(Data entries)
════════

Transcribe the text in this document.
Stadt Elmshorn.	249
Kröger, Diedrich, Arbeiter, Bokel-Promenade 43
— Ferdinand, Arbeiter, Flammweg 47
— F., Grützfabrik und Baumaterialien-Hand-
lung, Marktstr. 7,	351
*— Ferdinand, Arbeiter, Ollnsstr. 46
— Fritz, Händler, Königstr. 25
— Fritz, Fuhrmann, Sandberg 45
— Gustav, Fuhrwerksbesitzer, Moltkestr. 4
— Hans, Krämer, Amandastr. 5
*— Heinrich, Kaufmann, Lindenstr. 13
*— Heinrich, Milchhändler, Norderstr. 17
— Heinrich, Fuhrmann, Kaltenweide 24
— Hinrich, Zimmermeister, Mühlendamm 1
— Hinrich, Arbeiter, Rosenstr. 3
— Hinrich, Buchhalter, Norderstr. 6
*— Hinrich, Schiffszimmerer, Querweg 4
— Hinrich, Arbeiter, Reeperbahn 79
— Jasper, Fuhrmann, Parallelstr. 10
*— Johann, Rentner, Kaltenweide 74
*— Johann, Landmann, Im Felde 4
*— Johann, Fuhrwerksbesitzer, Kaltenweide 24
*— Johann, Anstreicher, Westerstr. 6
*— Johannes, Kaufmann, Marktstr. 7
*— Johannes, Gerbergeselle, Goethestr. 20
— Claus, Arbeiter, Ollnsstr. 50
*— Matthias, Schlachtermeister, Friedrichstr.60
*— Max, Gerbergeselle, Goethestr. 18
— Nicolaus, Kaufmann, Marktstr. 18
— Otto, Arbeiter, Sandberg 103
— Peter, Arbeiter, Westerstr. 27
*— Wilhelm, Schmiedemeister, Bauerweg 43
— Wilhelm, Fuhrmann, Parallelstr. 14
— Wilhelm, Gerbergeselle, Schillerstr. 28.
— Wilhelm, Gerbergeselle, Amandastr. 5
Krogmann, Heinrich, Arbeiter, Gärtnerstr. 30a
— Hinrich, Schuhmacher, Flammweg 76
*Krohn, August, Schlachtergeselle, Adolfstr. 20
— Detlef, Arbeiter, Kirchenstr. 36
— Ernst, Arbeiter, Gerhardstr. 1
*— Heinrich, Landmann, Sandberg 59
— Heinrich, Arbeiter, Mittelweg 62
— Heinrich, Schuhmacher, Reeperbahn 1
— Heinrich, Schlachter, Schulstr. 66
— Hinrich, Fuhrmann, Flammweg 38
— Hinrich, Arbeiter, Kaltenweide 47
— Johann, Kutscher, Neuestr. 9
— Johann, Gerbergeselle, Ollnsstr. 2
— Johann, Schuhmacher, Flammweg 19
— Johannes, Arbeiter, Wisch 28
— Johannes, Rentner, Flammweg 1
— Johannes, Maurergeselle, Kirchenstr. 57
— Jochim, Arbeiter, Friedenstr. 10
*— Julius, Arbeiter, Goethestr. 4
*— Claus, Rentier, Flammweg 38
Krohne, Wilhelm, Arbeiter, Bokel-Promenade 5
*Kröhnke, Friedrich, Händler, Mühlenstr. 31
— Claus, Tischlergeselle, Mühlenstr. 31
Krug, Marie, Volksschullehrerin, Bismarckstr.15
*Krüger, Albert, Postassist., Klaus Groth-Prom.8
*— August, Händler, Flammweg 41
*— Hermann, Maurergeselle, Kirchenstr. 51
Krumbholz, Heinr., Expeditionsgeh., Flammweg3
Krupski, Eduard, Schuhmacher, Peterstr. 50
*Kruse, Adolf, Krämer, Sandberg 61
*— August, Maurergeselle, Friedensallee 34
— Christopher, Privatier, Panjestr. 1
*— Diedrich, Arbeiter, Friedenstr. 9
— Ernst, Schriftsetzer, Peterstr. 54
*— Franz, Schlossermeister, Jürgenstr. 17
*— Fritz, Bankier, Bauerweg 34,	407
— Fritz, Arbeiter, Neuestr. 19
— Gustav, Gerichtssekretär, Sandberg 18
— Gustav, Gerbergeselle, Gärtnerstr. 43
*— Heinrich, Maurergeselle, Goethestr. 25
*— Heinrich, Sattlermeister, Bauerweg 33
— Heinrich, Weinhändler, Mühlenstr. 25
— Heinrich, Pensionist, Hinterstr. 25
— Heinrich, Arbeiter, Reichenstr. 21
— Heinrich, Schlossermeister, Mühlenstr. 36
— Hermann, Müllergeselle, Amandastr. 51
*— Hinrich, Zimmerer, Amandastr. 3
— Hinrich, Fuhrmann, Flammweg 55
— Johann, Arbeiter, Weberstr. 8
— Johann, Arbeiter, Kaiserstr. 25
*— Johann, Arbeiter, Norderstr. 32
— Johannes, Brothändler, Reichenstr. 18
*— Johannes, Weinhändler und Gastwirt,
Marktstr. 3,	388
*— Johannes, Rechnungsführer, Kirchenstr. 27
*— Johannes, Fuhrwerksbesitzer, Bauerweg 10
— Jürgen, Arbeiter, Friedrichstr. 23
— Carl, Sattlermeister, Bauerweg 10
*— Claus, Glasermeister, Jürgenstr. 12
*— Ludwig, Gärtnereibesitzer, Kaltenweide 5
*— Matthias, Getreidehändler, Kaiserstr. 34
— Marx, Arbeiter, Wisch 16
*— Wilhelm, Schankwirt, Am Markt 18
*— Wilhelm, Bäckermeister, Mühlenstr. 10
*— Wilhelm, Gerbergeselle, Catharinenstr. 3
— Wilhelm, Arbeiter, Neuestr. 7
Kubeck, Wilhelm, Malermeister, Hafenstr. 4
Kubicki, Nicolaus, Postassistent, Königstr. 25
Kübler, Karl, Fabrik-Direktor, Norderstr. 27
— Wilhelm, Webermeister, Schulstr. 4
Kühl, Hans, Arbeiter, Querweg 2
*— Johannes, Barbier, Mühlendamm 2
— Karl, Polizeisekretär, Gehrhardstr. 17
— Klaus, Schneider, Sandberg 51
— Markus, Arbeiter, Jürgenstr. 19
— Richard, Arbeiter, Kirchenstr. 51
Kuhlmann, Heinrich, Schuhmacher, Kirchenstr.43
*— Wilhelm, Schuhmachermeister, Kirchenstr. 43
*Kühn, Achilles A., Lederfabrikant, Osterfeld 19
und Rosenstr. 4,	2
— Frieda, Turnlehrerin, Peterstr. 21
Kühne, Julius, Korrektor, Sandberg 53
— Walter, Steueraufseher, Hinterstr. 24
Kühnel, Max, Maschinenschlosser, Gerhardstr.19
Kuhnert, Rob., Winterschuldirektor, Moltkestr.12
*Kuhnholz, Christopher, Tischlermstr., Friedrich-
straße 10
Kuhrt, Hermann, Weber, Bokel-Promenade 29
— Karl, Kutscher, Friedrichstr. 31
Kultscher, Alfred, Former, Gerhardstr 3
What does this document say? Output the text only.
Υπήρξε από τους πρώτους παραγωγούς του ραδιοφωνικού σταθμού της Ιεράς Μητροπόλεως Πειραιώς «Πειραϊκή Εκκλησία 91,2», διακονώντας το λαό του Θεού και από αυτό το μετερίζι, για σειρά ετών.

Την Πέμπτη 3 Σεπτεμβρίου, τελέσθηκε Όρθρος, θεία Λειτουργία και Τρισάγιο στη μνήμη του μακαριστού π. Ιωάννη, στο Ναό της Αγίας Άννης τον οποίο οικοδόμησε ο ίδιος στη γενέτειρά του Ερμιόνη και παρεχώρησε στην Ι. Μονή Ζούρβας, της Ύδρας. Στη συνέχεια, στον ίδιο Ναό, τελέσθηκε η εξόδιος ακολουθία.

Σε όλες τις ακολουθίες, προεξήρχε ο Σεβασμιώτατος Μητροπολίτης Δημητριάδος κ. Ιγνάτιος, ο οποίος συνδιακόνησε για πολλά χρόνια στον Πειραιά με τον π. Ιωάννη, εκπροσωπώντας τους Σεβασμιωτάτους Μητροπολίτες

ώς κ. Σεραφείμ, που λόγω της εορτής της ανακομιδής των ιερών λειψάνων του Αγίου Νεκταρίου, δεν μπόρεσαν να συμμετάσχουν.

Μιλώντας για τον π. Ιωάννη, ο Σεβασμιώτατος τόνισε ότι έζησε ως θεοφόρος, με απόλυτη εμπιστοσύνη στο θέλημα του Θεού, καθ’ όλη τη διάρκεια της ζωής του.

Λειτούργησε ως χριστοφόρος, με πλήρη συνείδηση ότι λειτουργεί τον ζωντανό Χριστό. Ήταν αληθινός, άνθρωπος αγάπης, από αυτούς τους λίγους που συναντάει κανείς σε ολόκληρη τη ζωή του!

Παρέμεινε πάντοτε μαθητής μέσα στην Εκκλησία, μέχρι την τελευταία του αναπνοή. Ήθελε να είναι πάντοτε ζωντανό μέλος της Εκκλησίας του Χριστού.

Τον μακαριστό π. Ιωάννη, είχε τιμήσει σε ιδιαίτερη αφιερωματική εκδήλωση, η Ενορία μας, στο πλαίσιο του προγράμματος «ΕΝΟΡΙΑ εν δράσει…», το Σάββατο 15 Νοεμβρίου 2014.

════════

* [Exercise brief]: Scan the entries above. Copy each line that has the string "Wisch".

* [Answer]:
— Johannes, Arbeiter, Wisch 28
— Marx, Arbeiter, Wisch 16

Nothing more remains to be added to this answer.